## WORK TO COMPLETE
Filter the records for lines holding the string "title".
--- Start of DATA RECORDS ---
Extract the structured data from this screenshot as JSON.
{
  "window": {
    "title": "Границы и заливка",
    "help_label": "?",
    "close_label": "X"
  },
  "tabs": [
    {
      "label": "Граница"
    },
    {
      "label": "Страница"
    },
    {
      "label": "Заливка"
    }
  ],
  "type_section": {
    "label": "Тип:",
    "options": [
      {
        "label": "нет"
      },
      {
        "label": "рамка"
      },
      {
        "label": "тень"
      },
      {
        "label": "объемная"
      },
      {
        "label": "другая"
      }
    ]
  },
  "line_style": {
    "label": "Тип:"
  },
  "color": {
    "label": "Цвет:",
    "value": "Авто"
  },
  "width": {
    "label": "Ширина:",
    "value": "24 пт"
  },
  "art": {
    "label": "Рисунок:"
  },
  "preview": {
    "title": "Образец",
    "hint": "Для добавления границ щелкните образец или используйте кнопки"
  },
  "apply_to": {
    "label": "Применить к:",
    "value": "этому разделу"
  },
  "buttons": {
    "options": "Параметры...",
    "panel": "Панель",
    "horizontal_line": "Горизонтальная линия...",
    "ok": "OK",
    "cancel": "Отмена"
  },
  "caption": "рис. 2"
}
--- End of DATA RECORDS ---
## THE RESULT
    "title": "Границы и заливка",
    "title": "Образец",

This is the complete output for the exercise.